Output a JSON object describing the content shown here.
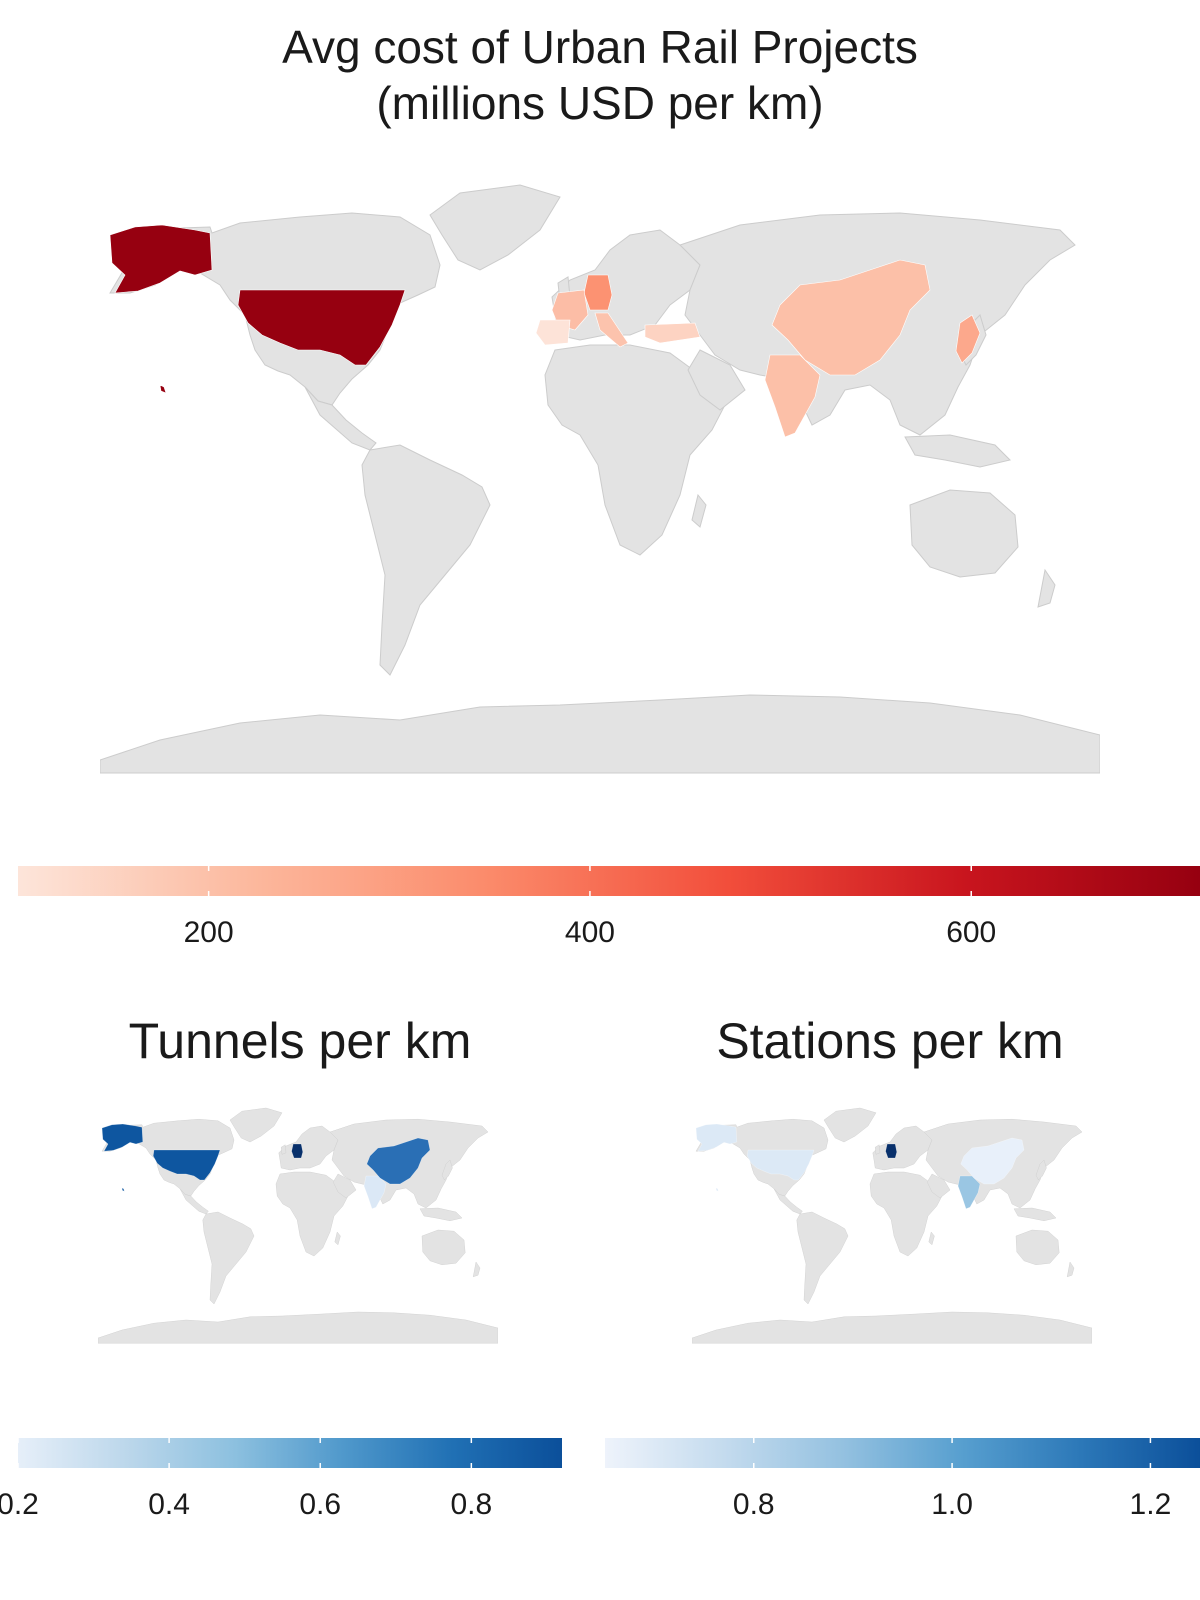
{
  "main": {
    "title_line1": "Avg cost of Urban Rail Projects",
    "title_line2": "(millions USD per km)",
    "legend": {
      "ticks": [
        "200",
        "400",
        "600"
      ],
      "tick_values": [
        200,
        400,
        600
      ],
      "range": [
        100,
        720
      ],
      "colors": [
        "#fde5da",
        "#fcb89d",
        "#fb8a6a",
        "#f24e3b",
        "#c9151e",
        "#960010"
      ]
    },
    "countries": [
      {
        "name": "United States",
        "value": 720,
        "color": "#960010"
      },
      {
        "name": "Germany",
        "value": 300,
        "color": "#fc9272"
      },
      {
        "name": "Japan",
        "value": 260,
        "color": "#fca88c"
      },
      {
        "name": "China",
        "value": 200,
        "color": "#fcc0a8"
      },
      {
        "name": "India",
        "value": 200,
        "color": "#fcc0a8"
      },
      {
        "name": "France",
        "value": 210,
        "color": "#fcbda6"
      },
      {
        "name": "Italy",
        "value": 190,
        "color": "#fcc3ad"
      },
      {
        "name": "Turkey",
        "value": 160,
        "color": "#fdd3c2"
      },
      {
        "name": "Spain",
        "value": 120,
        "color": "#fde3d8"
      }
    ]
  },
  "tunnels": {
    "title": "Tunnels per km",
    "legend": {
      "ticks": [
        "0.2",
        "0.4",
        "0.6",
        "0.8"
      ],
      "tick_values": [
        0.2,
        0.4,
        0.6,
        0.8
      ],
      "range": [
        0.2,
        0.92
      ],
      "colors": [
        "#e6eff9",
        "#bcd7eb",
        "#8cc0df",
        "#4f98cb",
        "#2070b4",
        "#0b4f9a"
      ]
    },
    "countries": [
      {
        "name": "United States",
        "value": 0.9,
        "color": "#0e56a0"
      },
      {
        "name": "Germany",
        "value": 0.95,
        "color": "#08306b"
      },
      {
        "name": "China",
        "value": 0.75,
        "color": "#2a6fb5"
      },
      {
        "name": "India",
        "value": 0.25,
        "color": "#dbe8f6"
      }
    ]
  },
  "stations": {
    "title": "Stations per km",
    "legend": {
      "ticks": [
        "0.8",
        "1.0",
        "1.2"
      ],
      "tick_values": [
        0.8,
        1.0,
        1.2
      ],
      "range": [
        0.65,
        1.25
      ],
      "colors": [
        "#eef3fb",
        "#c4dbee",
        "#94c1e0",
        "#579fcf",
        "#2c78b8",
        "#0b4f9a"
      ]
    },
    "countries": [
      {
        "name": "United States",
        "value": 0.68,
        "color": "#dce9f6"
      },
      {
        "name": "Germany",
        "value": 1.3,
        "color": "#08306b"
      },
      {
        "name": "India",
        "value": 0.87,
        "color": "#9ac6e3"
      },
      {
        "name": "China",
        "value": 0.67,
        "color": "#e8f0fa"
      }
    ]
  },
  "colors": {
    "land": "#e3e3e3",
    "land_border": "#cccccc",
    "text": "#1a1a1a"
  }
}
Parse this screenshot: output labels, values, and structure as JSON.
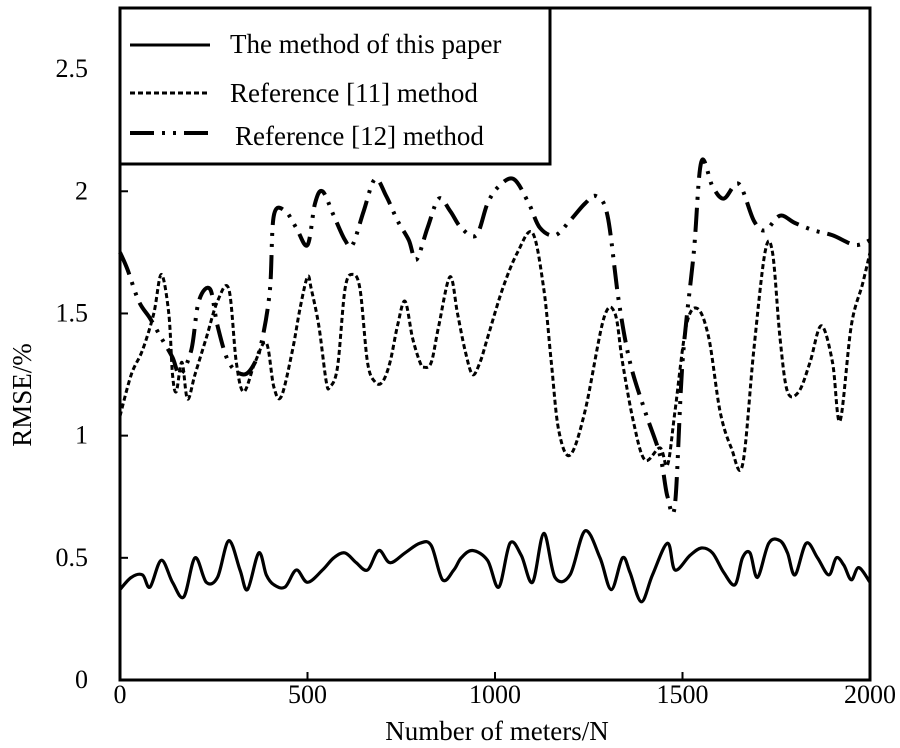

*What is needed*: Retype all of the entries exactly as written, leaving out any images.

*Output of the exercise*:
Output a JSON object describing the content shown here.
{
  "main": {
    "title_line1": "Avg cost of Urban Rail Projects",
    "title_line2": "(millions USD per km)",
    "legend": {
      "ticks": [
        "200",
        "400",
        "600"
      ],
      "tick_values": [
        200,
        400,
        600
      ],
      "range": [
        100,
        720
      ],
      "colors": [
        "#fde5da",
        "#fcb89d",
        "#fb8a6a",
        "#f24e3b",
        "#c9151e",
        "#960010"
      ]
    },
    "countries": [
      {
        "name": "United States",
        "value": 720,
        "color": "#960010"
      },
      {
        "name": "Germany",
        "value": 300,
        "color": "#fc9272"
      },
      {
        "name": "Japan",
        "value": 260,
        "color": "#fca88c"
      },
      {
        "name": "China",
        "value": 200,
        "color": "#fcc0a8"
      },
      {
        "name": "India",
        "value": 200,
        "color": "#fcc0a8"
      },
      {
        "name": "France",
        "value": 210,
        "color": "#fcbda6"
      },
      {
        "name": "Italy",
        "value": 190,
        "color": "#fcc3ad"
      },
      {
        "name": "Turkey",
        "value": 160,
        "color": "#fdd3c2"
      },
      {
        "name": "Spain",
        "value": 120,
        "color": "#fde3d8"
      }
    ]
  },
  "tunnels": {
    "title": "Tunnels per km",
    "legend": {
      "ticks": [
        "0.2",
        "0.4",
        "0.6",
        "0.8"
      ],
      "tick_values": [
        0.2,
        0.4,
        0.6,
        0.8
      ],
      "range": [
        0.2,
        0.92
      ],
      "colors": [
        "#e6eff9",
        "#bcd7eb",
        "#8cc0df",
        "#4f98cb",
        "#2070b4",
        "#0b4f9a"
      ]
    },
    "countries": [
      {
        "name": "United States",
        "value": 0.9,
        "color": "#0e56a0"
      },
      {
        "name": "Germany",
        "value": 0.95,
        "color": "#08306b"
      },
      {
        "name": "China",
        "value": 0.75,
        "color": "#2a6fb5"
      },
      {
        "name": "India",
        "value": 0.25,
        "color": "#dbe8f6"
      }
    ]
  },
  "stations": {
    "title": "Stations per km",
    "legend": {
      "ticks": [
        "0.8",
        "1.0",
        "1.2"
      ],
      "tick_values": [
        0.8,
        1.0,
        1.2
      ],
      "range": [
        0.65,
        1.25
      ],
      "colors": [
        "#eef3fb",
        "#c4dbee",
        "#94c1e0",
        "#579fcf",
        "#2c78b8",
        "#0b4f9a"
      ]
    },
    "countries": [
      {
        "name": "United States",
        "value": 0.68,
        "color": "#dce9f6"
      },
      {
        "name": "Germany",
        "value": 1.3,
        "color": "#08306b"
      },
      {
        "name": "India",
        "value": 0.87,
        "color": "#9ac6e3"
      },
      {
        "name": "China",
        "value": 0.67,
        "color": "#e8f0fa"
      }
    ]
  },
  "colors": {
    "land": "#e3e3e3",
    "land_border": "#cccccc",
    "text": "#1a1a1a"
  }
}
Parse this screenshot: output labels, values, and structure as JSON.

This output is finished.